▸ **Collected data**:
— start —

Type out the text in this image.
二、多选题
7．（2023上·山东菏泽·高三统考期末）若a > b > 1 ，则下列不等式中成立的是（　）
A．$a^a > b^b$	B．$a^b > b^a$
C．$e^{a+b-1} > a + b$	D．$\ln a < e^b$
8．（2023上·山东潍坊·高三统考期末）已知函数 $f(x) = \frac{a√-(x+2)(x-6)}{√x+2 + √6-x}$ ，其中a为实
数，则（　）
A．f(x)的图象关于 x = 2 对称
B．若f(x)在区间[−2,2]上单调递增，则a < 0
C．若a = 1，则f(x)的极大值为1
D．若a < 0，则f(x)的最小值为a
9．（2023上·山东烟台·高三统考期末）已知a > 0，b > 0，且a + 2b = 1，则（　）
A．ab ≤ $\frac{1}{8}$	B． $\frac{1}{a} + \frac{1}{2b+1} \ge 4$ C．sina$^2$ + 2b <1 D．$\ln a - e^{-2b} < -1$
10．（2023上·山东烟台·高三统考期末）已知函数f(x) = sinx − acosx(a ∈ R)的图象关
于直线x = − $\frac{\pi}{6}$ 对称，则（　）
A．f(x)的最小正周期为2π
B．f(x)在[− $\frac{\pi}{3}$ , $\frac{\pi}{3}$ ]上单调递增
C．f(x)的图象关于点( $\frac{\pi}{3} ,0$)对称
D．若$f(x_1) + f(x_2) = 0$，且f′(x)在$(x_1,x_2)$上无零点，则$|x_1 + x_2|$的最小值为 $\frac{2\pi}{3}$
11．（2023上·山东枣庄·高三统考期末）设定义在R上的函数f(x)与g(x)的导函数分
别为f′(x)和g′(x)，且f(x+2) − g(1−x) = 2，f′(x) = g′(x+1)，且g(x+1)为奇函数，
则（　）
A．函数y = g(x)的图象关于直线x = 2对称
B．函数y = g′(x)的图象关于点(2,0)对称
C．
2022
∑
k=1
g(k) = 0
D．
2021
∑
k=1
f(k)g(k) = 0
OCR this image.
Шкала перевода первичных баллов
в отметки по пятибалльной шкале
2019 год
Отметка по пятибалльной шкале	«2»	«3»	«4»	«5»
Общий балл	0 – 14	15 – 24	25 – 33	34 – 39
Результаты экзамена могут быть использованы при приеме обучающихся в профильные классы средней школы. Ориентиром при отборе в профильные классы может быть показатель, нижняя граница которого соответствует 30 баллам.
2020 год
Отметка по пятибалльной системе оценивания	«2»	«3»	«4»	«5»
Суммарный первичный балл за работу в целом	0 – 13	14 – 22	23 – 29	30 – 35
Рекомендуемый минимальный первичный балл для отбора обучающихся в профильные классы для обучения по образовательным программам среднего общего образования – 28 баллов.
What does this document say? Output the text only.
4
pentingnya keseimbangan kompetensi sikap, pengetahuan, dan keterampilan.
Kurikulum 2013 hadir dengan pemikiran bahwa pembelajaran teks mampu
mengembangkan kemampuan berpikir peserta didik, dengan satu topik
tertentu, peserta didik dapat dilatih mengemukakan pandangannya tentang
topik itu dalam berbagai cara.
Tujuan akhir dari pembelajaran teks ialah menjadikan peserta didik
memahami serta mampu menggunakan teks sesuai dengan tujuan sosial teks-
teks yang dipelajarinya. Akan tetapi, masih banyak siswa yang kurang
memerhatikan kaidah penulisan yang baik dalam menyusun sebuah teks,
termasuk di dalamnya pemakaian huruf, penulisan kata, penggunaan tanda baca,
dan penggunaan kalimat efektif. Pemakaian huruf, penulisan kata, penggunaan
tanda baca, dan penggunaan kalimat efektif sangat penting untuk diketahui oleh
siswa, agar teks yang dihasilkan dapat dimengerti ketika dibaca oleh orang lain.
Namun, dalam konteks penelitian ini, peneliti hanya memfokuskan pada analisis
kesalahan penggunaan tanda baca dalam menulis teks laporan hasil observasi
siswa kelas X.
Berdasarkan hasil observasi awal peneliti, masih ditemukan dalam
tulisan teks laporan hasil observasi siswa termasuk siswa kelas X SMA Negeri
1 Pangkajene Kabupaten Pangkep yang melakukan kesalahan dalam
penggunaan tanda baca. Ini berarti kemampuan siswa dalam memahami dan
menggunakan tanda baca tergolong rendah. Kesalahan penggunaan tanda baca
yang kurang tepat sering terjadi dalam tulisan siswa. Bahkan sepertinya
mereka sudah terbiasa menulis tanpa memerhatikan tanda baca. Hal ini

— end —

▸ **Goal**: Reproduce all the data word for word.

▸ **Complete answer**:
Type out the text in this image.
二、多选题
7．（2023上·山东菏泽·高三统考期末）若a > b > 1 ，则下列不等式中成立的是（　）
A．$a^a > b^b$	B．$a^b > b^a$
C．$e^{a+b-1} > a + b$	D．$\ln a < e^b$
8．（2023上·山东潍坊·高三统考期末）已知函数 $f(x) = \frac{a√-(x+2)(x-6)}{√x+2 + √6-x}$ ，其中a为实
数，则（　）
A．f(x)的图象关于 x = 2 对称
B．若f(x)在区间[−2,2]上单调递增，则a < 0
C．若a = 1，则f(x)的极大值为1
D．若a < 0，则f(x)的最小值为a
9．（2023上·山东烟台·高三统考期末）已知a > 0，b > 0，且a + 2b = 1，则（　）
A．ab ≤ $\frac{1}{8}$	B． $\frac{1}{a} + \frac{1}{2b+1} \ge 4$ C．sina$^2$ + 2b <1 D．$\ln a - e^{-2b} < -1$
10．（2023上·山东烟台·高三统考期末）已知函数f(x) = sinx − acosx(a ∈ R)的图象关
于直线x = − $\frac{\pi}{6}$ 对称，则（　）
A．f(x)的最小正周期为2π
B．f(x)在[− $\frac{\pi}{3}$ , $\frac{\pi}{3}$ ]上单调递增
C．f(x)的图象关于点( $\frac{\pi}{3} ,0$)对称
D．若$f(x_1) + f(x_2) = 0$，且f′(x)在$(x_1,x_2)$上无零点，则$|x_1 + x_2|$的最小值为 $\frac{2\pi}{3}$
11．（2023上·山东枣庄·高三统考期末）设定义在R上的函数f(x)与g(x)的导函数分
别为f′(x)和g′(x)，且f(x+2) − g(1−x) = 2，f′(x) = g′(x+1)，且g(x+1)为奇函数，
则（　）
A．函数y = g(x)的图象关于直线x = 2对称
B．函数y = g′(x)的图象关于点(2,0)对称
C．
2022
∑
k=1
g(k) = 0
D．
2021
∑
k=1
f(k)g(k) = 0
OCR this image.
Шкала перевода первичных баллов
в отметки по пятибалльной шкале
2019 год
Отметка по пятибалльной шкале	«2»	«3»	«4»	«5»
Общий балл	0 – 14	15 – 24	25 – 33	34 – 39
Результаты экзамена могут быть использованы при приеме обучающихся в профильные классы средней школы. Ориентиром при отборе в профильные классы может быть показатель, нижняя граница которого соответствует 30 баллам.
2020 год
Отметка по пятибалльной системе оценивания	«2»	«3»	«4»	«5»
Суммарный первичный балл за работу в целом	0 – 13	14 – 22	23 – 29	30 – 35
Рекомендуемый минимальный первичный балл для отбора обучающихся в профильные классы для обучения по образовательным программам среднего общего образования – 28 баллов.
What does this document say? Output the text only.
4
pentingnya keseimbangan kompetensi sikap, pengetahuan, dan keterampilan.
Kurikulum 2013 hadir dengan pemikiran bahwa pembelajaran teks mampu
mengembangkan kemampuan berpikir peserta didik, dengan satu topik
tertentu, peserta didik dapat dilatih mengemukakan pandangannya tentang
topik itu dalam berbagai cara.
Tujuan akhir dari pembelajaran teks ialah menjadikan peserta didik
memahami serta mampu menggunakan teks sesuai dengan tujuan sosial teks-
teks yang dipelajarinya. Akan tetapi, masih banyak siswa yang kurang
memerhatikan kaidah penulisan yang baik dalam menyusun sebuah teks,
termasuk di dalamnya pemakaian huruf, penulisan kata, penggunaan tanda baca,
dan penggunaan kalimat efektif. Pemakaian huruf, penulisan kata, penggunaan
tanda baca, dan penggunaan kalimat efektif sangat penting untuk diketahui oleh
siswa, agar teks yang dihasilkan dapat dimengerti ketika dibaca oleh orang lain.
Namun, dalam konteks penelitian ini, peneliti hanya memfokuskan pada analisis
kesalahan penggunaan tanda baca dalam menulis teks laporan hasil observasi
siswa kelas X.
Berdasarkan hasil observasi awal peneliti, masih ditemukan dalam
tulisan teks laporan hasil observasi siswa termasuk siswa kelas X SMA Negeri
1 Pangkajene Kabupaten Pangkep yang melakukan kesalahan dalam
penggunaan tanda baca. Ini berarti kemampuan siswa dalam memahami dan
menggunakan tanda baca tergolong rendah. Kesalahan penggunaan tanda baca
yang kurang tepat sering terjadi dalam tulisan siswa. Bahkan sepertinya
mereka sudah terbiasa menulis tanpa memerhatikan tanda baca. Hal ini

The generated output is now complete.